WHAT IS BEING ASKED: From the records, pick out and copy each line containing "JSON".

○ ○ ○

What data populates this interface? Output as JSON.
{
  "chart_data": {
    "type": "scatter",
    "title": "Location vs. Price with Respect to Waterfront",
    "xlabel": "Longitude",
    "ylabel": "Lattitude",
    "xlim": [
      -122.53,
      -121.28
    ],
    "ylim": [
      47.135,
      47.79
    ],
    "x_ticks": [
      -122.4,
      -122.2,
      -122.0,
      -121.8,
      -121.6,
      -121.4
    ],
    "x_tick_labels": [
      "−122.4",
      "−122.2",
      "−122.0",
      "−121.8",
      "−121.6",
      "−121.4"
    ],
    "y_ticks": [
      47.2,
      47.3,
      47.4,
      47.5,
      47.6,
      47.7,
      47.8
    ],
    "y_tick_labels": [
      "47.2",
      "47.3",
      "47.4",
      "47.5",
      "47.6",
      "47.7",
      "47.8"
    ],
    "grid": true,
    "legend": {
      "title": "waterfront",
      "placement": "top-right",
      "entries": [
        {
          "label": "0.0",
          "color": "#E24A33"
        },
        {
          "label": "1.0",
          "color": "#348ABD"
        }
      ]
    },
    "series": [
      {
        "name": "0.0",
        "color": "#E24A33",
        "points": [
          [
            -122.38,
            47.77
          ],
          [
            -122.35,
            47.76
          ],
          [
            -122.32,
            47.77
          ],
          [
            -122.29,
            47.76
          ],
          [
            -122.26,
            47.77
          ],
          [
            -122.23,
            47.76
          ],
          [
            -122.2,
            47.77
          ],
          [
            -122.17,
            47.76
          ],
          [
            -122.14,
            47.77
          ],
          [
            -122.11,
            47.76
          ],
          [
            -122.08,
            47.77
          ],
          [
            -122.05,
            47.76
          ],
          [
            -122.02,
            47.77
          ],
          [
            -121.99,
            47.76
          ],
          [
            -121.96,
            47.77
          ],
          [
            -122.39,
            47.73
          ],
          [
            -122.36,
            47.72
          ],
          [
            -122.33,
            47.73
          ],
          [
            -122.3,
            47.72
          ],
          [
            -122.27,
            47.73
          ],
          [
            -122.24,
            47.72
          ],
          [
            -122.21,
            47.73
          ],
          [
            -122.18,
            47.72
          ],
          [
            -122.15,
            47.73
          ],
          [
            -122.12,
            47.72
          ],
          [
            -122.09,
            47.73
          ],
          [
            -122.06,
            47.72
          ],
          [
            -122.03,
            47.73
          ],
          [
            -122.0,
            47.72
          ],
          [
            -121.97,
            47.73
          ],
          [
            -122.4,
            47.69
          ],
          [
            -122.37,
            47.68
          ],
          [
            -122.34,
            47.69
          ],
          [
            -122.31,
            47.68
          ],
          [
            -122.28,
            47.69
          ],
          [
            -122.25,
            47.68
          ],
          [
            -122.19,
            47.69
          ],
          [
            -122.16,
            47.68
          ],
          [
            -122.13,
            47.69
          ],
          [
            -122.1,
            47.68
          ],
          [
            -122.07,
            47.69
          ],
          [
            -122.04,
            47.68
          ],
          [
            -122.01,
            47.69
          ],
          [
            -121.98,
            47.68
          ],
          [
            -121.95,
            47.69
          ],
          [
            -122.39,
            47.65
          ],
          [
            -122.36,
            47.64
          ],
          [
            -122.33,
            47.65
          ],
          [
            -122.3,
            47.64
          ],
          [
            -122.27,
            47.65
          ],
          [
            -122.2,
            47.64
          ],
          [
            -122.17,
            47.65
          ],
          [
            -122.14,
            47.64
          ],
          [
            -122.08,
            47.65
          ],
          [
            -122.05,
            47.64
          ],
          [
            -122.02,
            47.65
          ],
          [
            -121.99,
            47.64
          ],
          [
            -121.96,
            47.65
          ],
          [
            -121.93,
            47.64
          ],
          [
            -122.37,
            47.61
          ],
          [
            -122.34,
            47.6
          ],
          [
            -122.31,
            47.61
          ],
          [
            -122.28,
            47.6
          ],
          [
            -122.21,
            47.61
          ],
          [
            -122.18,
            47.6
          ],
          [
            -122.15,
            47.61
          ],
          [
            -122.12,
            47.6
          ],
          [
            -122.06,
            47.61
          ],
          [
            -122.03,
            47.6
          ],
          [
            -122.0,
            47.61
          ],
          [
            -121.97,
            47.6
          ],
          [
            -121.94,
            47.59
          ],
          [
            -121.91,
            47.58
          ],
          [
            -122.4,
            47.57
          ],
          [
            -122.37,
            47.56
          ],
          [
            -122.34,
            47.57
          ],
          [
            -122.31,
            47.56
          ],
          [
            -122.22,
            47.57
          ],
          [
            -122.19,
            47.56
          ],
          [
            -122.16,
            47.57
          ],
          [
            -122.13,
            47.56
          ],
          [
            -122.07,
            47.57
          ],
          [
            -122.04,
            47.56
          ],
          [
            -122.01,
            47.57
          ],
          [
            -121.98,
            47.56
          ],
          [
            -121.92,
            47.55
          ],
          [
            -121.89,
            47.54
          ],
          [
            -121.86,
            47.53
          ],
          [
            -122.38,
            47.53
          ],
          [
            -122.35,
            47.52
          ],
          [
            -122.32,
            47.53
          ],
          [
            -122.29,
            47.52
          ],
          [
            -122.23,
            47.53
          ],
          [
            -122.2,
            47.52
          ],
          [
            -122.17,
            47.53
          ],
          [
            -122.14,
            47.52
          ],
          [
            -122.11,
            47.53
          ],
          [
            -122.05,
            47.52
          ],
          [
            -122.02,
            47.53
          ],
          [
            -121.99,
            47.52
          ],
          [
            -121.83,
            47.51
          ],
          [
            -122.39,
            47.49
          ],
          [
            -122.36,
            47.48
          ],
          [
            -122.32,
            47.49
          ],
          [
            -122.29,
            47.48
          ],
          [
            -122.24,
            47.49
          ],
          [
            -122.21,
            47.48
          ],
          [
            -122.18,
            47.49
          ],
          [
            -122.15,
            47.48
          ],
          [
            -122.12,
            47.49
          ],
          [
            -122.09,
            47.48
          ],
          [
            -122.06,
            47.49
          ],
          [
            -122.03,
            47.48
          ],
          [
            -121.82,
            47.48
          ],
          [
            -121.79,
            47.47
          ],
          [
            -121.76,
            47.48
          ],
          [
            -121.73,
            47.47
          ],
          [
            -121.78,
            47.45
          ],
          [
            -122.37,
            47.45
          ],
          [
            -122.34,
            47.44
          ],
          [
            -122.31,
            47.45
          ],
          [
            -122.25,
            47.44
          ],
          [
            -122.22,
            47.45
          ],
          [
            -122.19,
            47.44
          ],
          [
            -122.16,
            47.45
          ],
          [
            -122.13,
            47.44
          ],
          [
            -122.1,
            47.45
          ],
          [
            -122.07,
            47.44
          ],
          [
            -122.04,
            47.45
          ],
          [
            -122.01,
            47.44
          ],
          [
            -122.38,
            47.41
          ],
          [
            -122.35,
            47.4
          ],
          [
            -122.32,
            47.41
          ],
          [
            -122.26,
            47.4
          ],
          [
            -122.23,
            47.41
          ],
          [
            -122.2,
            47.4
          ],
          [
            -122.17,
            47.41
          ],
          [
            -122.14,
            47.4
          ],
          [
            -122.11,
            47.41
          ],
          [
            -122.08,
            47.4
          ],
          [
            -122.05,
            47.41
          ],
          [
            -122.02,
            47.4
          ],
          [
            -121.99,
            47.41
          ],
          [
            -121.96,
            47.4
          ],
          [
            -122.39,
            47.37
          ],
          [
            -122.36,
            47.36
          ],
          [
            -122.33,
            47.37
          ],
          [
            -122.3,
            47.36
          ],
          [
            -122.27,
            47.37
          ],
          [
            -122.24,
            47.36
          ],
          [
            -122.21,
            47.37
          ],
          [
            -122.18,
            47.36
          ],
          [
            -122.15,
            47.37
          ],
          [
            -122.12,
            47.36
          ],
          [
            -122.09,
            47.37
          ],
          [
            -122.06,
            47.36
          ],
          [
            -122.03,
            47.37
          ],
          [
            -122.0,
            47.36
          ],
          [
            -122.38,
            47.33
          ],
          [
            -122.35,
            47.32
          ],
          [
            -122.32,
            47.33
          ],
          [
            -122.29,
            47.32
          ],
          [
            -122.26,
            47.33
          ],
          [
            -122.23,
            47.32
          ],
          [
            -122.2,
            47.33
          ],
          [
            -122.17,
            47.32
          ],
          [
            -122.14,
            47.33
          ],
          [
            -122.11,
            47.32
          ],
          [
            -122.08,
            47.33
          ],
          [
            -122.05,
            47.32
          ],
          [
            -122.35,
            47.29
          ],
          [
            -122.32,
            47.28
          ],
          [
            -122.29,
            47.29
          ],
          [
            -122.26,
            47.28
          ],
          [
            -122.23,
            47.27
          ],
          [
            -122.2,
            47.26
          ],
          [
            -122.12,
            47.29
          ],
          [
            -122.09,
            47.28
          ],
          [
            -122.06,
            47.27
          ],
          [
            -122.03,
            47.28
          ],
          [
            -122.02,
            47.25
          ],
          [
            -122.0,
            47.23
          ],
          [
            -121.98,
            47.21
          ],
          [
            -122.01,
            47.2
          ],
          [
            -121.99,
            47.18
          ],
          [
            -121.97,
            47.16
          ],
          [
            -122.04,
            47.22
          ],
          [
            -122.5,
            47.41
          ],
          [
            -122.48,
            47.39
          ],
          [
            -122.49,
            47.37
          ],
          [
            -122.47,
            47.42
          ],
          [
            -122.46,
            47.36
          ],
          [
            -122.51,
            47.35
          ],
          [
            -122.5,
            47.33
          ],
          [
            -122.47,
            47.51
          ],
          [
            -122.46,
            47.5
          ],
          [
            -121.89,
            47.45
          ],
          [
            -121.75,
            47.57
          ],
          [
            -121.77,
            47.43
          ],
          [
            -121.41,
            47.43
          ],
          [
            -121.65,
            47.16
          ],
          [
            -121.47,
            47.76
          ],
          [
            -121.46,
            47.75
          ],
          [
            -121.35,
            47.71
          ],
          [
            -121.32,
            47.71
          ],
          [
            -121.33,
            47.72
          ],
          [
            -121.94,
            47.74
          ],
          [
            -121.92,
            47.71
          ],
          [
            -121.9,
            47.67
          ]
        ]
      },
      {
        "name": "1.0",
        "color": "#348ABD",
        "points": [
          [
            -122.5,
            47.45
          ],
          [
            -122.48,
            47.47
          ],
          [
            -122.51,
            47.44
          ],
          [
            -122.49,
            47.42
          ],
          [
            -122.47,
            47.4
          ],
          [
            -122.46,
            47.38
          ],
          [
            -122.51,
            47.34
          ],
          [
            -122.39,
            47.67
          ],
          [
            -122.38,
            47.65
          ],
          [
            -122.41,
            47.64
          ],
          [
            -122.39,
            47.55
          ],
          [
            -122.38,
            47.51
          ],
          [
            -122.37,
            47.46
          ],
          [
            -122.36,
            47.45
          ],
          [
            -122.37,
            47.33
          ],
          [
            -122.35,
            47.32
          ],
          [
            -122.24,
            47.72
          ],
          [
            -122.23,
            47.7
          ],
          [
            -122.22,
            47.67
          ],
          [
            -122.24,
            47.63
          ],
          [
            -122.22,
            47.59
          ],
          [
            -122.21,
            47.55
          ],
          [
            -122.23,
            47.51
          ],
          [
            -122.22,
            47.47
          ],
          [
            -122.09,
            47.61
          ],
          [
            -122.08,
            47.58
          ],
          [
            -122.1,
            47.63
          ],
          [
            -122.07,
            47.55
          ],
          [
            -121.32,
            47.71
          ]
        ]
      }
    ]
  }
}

○ ○ ○

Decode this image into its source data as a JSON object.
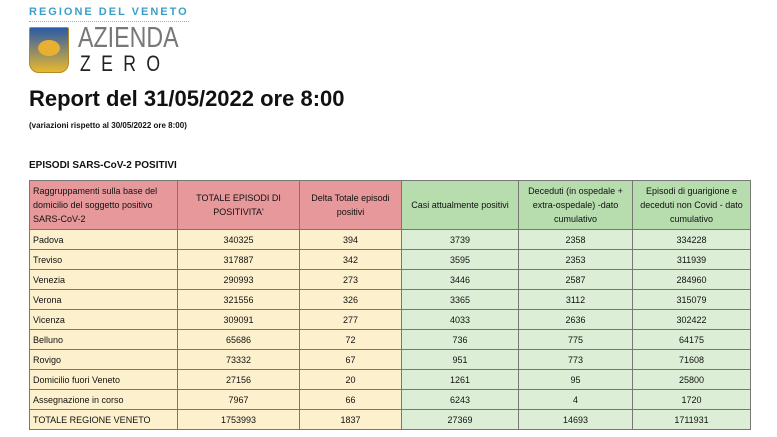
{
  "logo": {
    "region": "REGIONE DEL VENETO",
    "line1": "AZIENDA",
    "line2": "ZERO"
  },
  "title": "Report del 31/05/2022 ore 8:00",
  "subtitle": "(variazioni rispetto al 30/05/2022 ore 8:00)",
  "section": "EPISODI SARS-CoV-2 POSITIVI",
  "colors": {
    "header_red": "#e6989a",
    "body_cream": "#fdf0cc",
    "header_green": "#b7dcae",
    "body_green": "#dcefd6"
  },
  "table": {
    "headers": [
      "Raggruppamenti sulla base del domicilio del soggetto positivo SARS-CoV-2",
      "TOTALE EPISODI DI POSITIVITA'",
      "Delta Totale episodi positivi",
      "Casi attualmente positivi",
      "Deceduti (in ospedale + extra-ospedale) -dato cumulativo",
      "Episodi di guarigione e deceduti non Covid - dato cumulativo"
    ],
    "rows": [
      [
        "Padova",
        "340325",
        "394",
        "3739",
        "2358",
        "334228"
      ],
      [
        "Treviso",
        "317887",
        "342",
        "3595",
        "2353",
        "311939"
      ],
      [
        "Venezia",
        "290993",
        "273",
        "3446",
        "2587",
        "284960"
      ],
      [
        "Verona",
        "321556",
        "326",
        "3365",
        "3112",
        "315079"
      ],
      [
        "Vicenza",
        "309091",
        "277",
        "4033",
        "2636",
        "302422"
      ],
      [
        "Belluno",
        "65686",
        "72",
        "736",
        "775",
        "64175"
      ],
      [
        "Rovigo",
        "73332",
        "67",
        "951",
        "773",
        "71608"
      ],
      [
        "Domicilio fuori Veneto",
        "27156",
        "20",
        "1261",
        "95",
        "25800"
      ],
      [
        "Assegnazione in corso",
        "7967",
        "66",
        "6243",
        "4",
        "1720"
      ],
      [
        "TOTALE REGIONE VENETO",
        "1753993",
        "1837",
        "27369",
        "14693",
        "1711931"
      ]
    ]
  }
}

○ ○ ○

TASK SOLUTION:
What data populates this interface? Output as JSON.
Decode this image into its source data as a JSON object.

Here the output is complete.